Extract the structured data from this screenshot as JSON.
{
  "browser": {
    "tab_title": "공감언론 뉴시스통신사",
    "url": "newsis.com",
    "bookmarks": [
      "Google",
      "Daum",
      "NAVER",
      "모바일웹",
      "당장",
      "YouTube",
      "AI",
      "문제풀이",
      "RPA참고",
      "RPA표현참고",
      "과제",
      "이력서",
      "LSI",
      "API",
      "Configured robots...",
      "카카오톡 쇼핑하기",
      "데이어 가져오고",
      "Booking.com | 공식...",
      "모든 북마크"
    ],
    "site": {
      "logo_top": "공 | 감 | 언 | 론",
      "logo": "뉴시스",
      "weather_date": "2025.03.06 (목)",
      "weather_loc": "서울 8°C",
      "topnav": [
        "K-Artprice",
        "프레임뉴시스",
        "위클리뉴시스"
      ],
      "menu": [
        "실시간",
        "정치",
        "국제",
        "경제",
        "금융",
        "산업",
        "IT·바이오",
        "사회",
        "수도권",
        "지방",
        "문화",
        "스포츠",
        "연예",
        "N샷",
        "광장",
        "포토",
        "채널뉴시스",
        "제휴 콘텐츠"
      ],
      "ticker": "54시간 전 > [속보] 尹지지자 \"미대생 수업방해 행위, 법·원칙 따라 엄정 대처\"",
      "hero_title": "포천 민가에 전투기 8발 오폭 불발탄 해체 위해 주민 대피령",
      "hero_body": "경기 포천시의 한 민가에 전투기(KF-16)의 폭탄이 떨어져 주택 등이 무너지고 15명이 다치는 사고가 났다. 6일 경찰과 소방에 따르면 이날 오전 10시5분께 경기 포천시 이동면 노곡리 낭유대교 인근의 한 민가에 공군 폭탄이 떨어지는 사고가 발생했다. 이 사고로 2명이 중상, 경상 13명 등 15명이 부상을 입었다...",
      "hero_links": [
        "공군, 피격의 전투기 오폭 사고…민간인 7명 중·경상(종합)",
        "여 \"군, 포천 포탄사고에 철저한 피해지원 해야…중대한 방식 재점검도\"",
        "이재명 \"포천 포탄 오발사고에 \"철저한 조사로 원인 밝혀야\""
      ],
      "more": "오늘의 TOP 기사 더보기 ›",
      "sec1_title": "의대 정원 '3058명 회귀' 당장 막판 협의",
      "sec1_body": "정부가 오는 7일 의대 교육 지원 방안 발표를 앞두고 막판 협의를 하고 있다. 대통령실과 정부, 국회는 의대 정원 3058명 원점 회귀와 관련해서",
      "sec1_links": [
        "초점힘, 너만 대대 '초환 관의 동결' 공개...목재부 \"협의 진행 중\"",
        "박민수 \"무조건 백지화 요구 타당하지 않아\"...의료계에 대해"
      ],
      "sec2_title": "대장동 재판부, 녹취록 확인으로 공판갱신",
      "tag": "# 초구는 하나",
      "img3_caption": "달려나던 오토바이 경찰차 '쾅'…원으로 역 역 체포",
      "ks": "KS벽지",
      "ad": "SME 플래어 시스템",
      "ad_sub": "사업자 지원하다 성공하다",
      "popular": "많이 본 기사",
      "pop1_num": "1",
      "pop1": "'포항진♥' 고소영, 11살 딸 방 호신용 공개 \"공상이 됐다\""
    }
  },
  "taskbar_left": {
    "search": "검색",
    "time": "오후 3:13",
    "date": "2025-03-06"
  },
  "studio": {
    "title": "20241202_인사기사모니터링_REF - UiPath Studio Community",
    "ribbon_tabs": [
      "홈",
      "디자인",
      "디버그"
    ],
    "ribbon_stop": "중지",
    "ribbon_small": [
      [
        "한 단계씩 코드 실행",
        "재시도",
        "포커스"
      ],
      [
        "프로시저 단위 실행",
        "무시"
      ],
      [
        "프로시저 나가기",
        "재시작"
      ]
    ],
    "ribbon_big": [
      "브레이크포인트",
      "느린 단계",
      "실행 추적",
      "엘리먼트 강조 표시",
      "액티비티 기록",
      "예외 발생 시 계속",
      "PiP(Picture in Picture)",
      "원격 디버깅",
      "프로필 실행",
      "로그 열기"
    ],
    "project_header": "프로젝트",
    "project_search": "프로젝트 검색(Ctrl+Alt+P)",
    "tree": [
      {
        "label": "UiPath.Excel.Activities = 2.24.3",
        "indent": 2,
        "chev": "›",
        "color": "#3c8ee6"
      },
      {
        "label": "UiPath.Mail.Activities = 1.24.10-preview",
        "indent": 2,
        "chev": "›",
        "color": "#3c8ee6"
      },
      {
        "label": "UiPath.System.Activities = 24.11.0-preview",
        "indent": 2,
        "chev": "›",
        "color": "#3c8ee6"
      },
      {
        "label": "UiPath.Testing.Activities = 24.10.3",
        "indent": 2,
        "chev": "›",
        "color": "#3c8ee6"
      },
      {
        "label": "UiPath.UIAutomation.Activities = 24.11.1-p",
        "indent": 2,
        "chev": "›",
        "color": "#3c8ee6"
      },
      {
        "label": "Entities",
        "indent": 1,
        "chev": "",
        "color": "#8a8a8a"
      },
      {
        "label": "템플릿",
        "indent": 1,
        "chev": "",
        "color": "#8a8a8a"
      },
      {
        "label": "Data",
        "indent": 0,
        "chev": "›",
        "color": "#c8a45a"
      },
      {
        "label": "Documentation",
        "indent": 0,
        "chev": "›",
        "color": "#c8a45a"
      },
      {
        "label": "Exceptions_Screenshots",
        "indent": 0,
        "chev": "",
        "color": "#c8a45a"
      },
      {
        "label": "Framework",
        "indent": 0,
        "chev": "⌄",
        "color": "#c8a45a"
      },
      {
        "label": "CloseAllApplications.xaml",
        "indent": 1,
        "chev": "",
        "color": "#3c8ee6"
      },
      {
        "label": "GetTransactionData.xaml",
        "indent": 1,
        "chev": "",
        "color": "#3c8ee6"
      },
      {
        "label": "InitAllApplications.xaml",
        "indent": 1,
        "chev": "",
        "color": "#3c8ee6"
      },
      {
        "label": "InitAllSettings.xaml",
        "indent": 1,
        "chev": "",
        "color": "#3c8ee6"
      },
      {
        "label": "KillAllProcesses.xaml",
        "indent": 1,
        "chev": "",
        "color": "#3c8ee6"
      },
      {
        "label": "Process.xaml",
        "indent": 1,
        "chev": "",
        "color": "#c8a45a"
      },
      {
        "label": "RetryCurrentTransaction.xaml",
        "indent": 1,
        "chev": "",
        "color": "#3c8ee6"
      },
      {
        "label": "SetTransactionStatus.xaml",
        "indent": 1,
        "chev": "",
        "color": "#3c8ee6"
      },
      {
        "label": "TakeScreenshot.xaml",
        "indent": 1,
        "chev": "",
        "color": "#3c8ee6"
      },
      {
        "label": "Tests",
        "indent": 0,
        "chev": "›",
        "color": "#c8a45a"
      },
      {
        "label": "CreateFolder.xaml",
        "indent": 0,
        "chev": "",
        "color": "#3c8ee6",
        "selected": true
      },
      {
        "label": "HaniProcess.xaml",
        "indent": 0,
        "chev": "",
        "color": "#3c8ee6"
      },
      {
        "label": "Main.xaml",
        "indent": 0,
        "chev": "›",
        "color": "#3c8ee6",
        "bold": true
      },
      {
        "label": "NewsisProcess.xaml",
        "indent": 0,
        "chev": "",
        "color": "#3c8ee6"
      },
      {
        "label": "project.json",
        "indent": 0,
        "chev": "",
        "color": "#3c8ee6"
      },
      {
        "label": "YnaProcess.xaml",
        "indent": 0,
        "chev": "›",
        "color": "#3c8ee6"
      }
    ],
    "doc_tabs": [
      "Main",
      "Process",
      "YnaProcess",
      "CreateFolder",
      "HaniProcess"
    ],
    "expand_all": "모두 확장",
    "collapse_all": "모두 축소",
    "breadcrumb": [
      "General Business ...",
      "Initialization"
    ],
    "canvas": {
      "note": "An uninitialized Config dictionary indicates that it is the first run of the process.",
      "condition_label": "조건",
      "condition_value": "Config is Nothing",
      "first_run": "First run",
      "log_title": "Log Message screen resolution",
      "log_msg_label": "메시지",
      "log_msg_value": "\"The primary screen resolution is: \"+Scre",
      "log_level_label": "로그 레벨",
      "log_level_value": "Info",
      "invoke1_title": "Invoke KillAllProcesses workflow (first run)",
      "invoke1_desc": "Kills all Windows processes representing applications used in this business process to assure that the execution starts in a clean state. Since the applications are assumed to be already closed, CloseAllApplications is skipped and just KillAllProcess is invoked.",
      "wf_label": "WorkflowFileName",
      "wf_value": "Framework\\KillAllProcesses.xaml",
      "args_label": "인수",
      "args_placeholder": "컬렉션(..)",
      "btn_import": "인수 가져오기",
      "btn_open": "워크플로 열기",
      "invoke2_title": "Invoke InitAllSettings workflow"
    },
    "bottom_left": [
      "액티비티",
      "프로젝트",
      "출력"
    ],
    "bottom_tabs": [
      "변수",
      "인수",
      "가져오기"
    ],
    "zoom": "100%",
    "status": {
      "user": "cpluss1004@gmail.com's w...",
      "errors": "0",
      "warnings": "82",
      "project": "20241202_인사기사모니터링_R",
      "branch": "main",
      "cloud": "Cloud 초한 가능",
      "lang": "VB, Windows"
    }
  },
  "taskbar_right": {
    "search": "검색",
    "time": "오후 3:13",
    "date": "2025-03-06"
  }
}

====================

**TASK DESCRIPTION**
Pick out the lines containing the string "this" and show them.

**IN RESPONSE**
Extract the structured data from this screenshot as JSON.
      "invoke1_desc": "Kills all Windows processes representing applications used in this business process to assure that the execution starts in a clean state. Since the applications are assumed to be already closed, CloseAllApplications is skipped and just KillAllProcess is invoked.",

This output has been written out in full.